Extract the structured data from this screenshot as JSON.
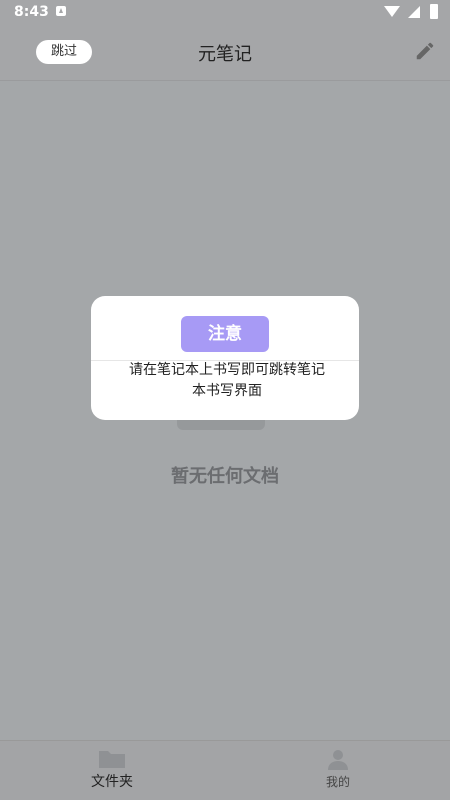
{
  "status_bar": {
    "time": "8:43",
    "icons": [
      "notification-a-icon",
      "wifi-icon",
      "signal-icon",
      "battery-icon"
    ]
  },
  "app_bar": {
    "skip_label": "跳过",
    "title": "元笔记",
    "edit_icon": "pencil-icon"
  },
  "main": {
    "empty_text": "暂无任何文档"
  },
  "dialog": {
    "title": "注意",
    "message": "请在笔记本上书写即可跳转笔记本书写界面",
    "title_bg": "#a79af5"
  },
  "bottom_nav": {
    "items": [
      {
        "label": "文件夹",
        "icon": "folder-icon"
      },
      {
        "label": "我的",
        "icon": "person-icon"
      }
    ]
  },
  "colors": {
    "overlay_bg": "#a4a7a9",
    "accent": "#a79af5"
  }
}
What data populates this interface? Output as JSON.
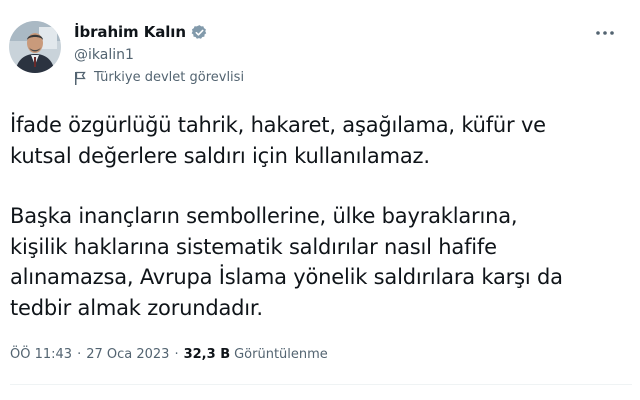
{
  "author": {
    "display_name": "İbrahim Kalın",
    "handle": "@ikalin1",
    "label": "Türkiye devlet görevlisi"
  },
  "tweet": {
    "paragraph_1": "İfade özgürlüğü tahrik, hakaret, aşağılama, küfür ve\nkutsal değerlere saldırı için kullanılamaz.",
    "paragraph_2": "Başka inançların sembollerine, ülke bayraklarına,\nkişilik haklarına sistematik saldırılar nasıl hafife\nalınamazsa, Avrupa İslama yönelik saldırılara karşı da\ntedbir almak zorundadır.",
    "time": "ÖÖ 11:43",
    "date": "27 Oca 2023",
    "separator": "·",
    "views_count": "32,3 B",
    "views_label": "Görüntülenme"
  },
  "colors": {
    "verified_badge": "#829aab",
    "secondary_text": "#536471",
    "primary_text": "#0f1419"
  },
  "icons": {
    "verified": "verified-badge-icon",
    "label": "flag-icon",
    "more": "more-options-icon"
  }
}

——

Nothing but the lines from the one holding "What data populates" to the end of the entries above should be echoed, exactly and with both ends included; omit the pictures.

**WRITTEN ANSWER:**
What data populates this interface? Output as JSON.
{
  "author": {
    "display_name": "İbrahim Kalın",
    "handle": "@ikalin1",
    "label": "Türkiye devlet görevlisi"
  },
  "tweet": {
    "paragraph_1": "İfade özgürlüğü tahrik, hakaret, aşağılama, küfür ve\nkutsal değerlere saldırı için kullanılamaz.",
    "paragraph_2": "Başka inançların sembollerine, ülke bayraklarına,\nkişilik haklarına sistematik saldırılar nasıl hafife\nalınamazsa, Avrupa İslama yönelik saldırılara karşı da\ntedbir almak zorundadır.",
    "time": "ÖÖ 11:43",
    "date": "27 Oca 2023",
    "separator": "·",
    "views_count": "32,3 B",
    "views_label": "Görüntülenme"
  },
  "colors": {
    "verified_badge": "#829aab",
    "secondary_text": "#536471",
    "primary_text": "#0f1419"
  },
  "icons": {
    "verified": "verified-badge-icon",
    "label": "flag-icon",
    "more": "more-options-icon"
  }
}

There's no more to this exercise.